*Required work*.
Scan the records for the word "prompt". Copy each line that includes it.

+++ Exercise material

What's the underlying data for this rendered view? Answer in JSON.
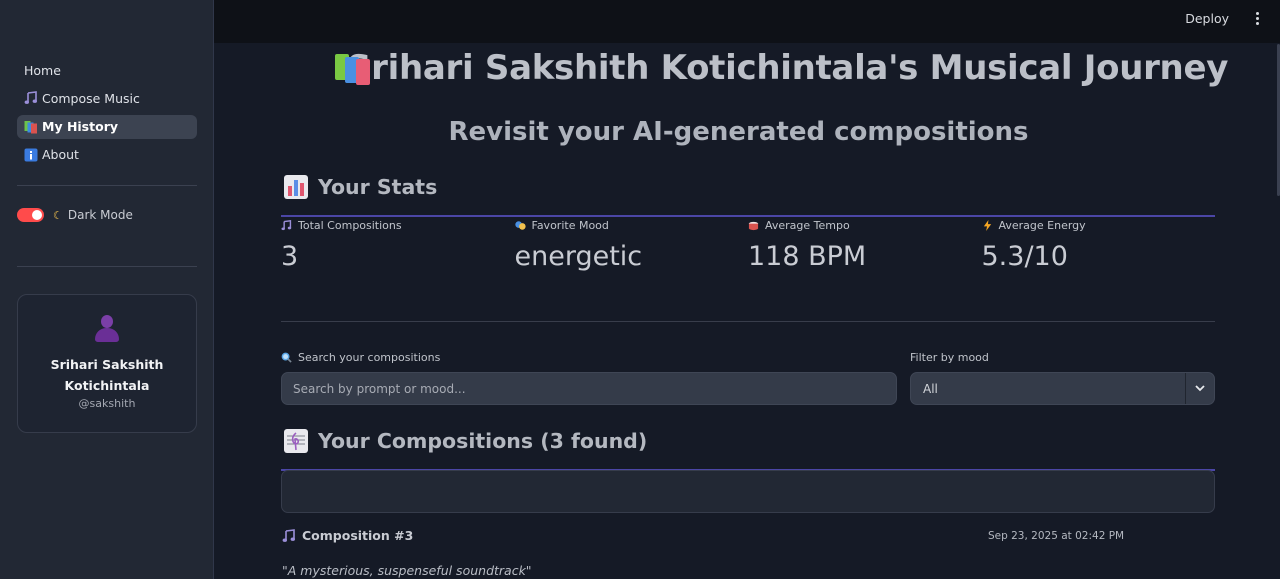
{
  "topbar": {
    "deploy_label": "Deploy",
    "menu_icon": "kebab-menu-icon"
  },
  "sidebar": {
    "items": [
      {
        "label": "Home",
        "icon": "",
        "active": false
      },
      {
        "label": "Compose Music",
        "icon": "music-note-icon",
        "active": false
      },
      {
        "label": "My History",
        "icon": "books-icon",
        "active": true
      },
      {
        "label": "About",
        "icon": "info-icon",
        "active": false
      }
    ],
    "dark_mode": {
      "label": "Dark Mode",
      "enabled": true,
      "icon": "moon-icon"
    },
    "profile": {
      "name": "Srihari Sakshith Kotichintala",
      "handle": "@sakshith",
      "avatar_icon": "person-silhouette-icon"
    }
  },
  "main": {
    "title": "Srihari Sakshith Kotichintala's Musical Journey",
    "subtitle": "Revisit your AI-generated compositions",
    "stats_heading": "Your Stats",
    "stats": [
      {
        "label": "Total Compositions",
        "value": "3",
        "icon": "music-note-icon"
      },
      {
        "label": "Favorite Mood",
        "value": "energetic",
        "icon": "theater-masks-icon"
      },
      {
        "label": "Average Tempo",
        "value": "118 BPM",
        "icon": "drum-icon"
      },
      {
        "label": "Average Energy",
        "value": "5.3/10",
        "icon": "lightning-icon"
      }
    ],
    "search": {
      "label": "Search your compositions",
      "placeholder": "Search by prompt or mood...",
      "value": ""
    },
    "filter": {
      "label": "Filter by mood",
      "selected": "All"
    },
    "compositions_heading": "Your Compositions (3 found)",
    "composition": {
      "title": "Composition #3",
      "date": "Sep 23, 2025 at 02:42 PM",
      "prompt": "\"A mysterious, suspenseful soundtrack\""
    }
  },
  "colors": {
    "accent_red": "#ff4b4b",
    "rule_purple": "#4b46a6",
    "background": "#151a26"
  }
}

++++++

*Task answer*.
      "placeholder": "Search by prompt or mood...",
      "prompt": "\"A mysterious, suspenseful soundtrack\""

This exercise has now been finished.